>> Begin EXERCISE MATERIALS
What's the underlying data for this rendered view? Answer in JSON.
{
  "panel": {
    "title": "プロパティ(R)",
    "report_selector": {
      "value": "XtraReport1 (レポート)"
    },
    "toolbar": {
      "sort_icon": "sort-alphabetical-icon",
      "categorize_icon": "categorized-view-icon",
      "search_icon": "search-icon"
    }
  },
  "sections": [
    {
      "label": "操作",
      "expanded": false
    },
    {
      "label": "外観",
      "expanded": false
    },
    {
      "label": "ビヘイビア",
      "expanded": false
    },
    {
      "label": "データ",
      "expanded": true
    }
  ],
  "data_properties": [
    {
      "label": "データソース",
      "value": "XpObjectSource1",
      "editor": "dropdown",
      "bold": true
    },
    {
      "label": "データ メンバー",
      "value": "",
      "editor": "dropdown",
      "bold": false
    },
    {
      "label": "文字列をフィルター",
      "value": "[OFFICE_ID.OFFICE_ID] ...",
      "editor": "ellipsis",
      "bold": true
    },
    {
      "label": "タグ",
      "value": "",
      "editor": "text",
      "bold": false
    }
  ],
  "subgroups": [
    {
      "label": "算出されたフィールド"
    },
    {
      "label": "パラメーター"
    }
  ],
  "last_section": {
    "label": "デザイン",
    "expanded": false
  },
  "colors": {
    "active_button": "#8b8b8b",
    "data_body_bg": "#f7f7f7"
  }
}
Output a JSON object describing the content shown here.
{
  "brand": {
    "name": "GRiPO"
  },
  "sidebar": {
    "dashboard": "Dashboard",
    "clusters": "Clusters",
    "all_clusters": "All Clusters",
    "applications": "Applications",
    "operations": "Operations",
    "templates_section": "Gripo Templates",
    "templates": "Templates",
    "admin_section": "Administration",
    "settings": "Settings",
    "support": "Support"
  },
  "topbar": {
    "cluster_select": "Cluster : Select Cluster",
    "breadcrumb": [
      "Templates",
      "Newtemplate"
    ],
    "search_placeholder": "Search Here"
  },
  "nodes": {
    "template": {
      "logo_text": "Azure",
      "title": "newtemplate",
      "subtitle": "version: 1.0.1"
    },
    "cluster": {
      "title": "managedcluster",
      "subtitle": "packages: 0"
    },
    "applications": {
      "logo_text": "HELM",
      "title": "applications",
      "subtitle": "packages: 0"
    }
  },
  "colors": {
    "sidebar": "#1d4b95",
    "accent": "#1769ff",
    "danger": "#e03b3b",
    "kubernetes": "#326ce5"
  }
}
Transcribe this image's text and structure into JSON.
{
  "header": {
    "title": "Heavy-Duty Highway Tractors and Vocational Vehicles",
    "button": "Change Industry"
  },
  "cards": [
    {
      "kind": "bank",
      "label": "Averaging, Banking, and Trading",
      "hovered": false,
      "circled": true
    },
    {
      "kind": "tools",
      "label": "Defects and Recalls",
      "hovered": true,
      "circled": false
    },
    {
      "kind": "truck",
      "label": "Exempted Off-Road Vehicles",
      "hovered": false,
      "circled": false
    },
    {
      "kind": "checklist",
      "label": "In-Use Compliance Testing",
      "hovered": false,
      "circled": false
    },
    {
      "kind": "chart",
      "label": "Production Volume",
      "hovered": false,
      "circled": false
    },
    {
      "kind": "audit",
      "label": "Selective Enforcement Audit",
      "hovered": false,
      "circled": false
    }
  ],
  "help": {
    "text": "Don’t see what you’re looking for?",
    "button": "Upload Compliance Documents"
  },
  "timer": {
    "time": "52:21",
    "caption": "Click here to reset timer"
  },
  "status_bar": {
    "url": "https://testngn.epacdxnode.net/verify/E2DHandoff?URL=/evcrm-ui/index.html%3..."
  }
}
>> End EXERCISE MATERIALS
PROBLEM DETAILS: Type the whole listing again, unaltered.

ANSWER BELOW:
What's the underlying data for this rendered view? Answer in JSON.
{
  "panel": {
    "title": "プロパティ(R)",
    "report_selector": {
      "value": "XtraReport1 (レポート)"
    },
    "toolbar": {
      "sort_icon": "sort-alphabetical-icon",
      "categorize_icon": "categorized-view-icon",
      "search_icon": "search-icon"
    }
  },
  "sections": [
    {
      "label": "操作",
      "expanded": false
    },
    {
      "label": "外観",
      "expanded": false
    },
    {
      "label": "ビヘイビア",
      "expanded": false
    },
    {
      "label": "データ",
      "expanded": true
    }
  ],
  "data_properties": [
    {
      "label": "データソース",
      "value": "XpObjectSource1",
      "editor": "dropdown",
      "bold": true
    },
    {
      "label": "データ メンバー",
      "value": "",
      "editor": "dropdown",
      "bold": false
    },
    {
      "label": "文字列をフィルター",
      "value": "[OFFICE_ID.OFFICE_ID] ...",
      "editor": "ellipsis",
      "bold": true
    },
    {
      "label": "タグ",
      "value": "",
      "editor": "text",
      "bold": false
    }
  ],
  "subgroups": [
    {
      "label": "算出されたフィールド"
    },
    {
      "label": "パラメーター"
    }
  ],
  "last_section": {
    "label": "デザイン",
    "expanded": false
  },
  "colors": {
    "active_button": "#8b8b8b",
    "data_body_bg": "#f7f7f7"
  }
}
Output a JSON object describing the content shown here.
{
  "brand": {
    "name": "GRiPO"
  },
  "sidebar": {
    "dashboard": "Dashboard",
    "clusters": "Clusters",
    "all_clusters": "All Clusters",
    "applications": "Applications",
    "operations": "Operations",
    "templates_section": "Gripo Templates",
    "templates": "Templates",
    "admin_section": "Administration",
    "settings": "Settings",
    "support": "Support"
  },
  "topbar": {
    "cluster_select": "Cluster : Select Cluster",
    "breadcrumb": [
      "Templates",
      "Newtemplate"
    ],
    "search_placeholder": "Search Here"
  },
  "nodes": {
    "template": {
      "logo_text": "Azure",
      "title": "newtemplate",
      "subtitle": "version: 1.0.1"
    },
    "cluster": {
      "title": "managedcluster",
      "subtitle": "packages: 0"
    },
    "applications": {
      "logo_text": "HELM",
      "title": "applications",
      "subtitle": "packages: 0"
    }
  },
  "colors": {
    "sidebar": "#1d4b95",
    "accent": "#1769ff",
    "danger": "#e03b3b",
    "kubernetes": "#326ce5"
  }
}
Transcribe this image's text and structure into JSON.
{
  "header": {
    "title": "Heavy-Duty Highway Tractors and Vocational Vehicles",
    "button": "Change Industry"
  },
  "cards": [
    {
      "kind": "bank",
      "label": "Averaging, Banking, and Trading",
      "hovered": false,
      "circled": true
    },
    {
      "kind": "tools",
      "label": "Defects and Recalls",
      "hovered": true,
      "circled": false
    },
    {
      "kind": "truck",
      "label": "Exempted Off-Road Vehicles",
      "hovered": false,
      "circled": false
    },
    {
      "kind": "checklist",
      "label": "In-Use Compliance Testing",
      "hovered": false,
      "circled": false
    },
    {
      "kind": "chart",
      "label": "Production Volume",
      "hovered": false,
      "circled": false
    },
    {
      "kind": "audit",
      "label": "Selective Enforcement Audit",
      "hovered": false,
      "circled": false
    }
  ],
  "help": {
    "text": "Don’t see what you’re looking for?",
    "button": "Upload Compliance Documents"
  },
  "timer": {
    "time": "52:21",
    "caption": "Click here to reset timer"
  },
  "status_bar": {
    "url": "https://testngn.epacdxnode.net/verify/E2DHandoff?URL=/evcrm-ui/index.html%3..."
  }
}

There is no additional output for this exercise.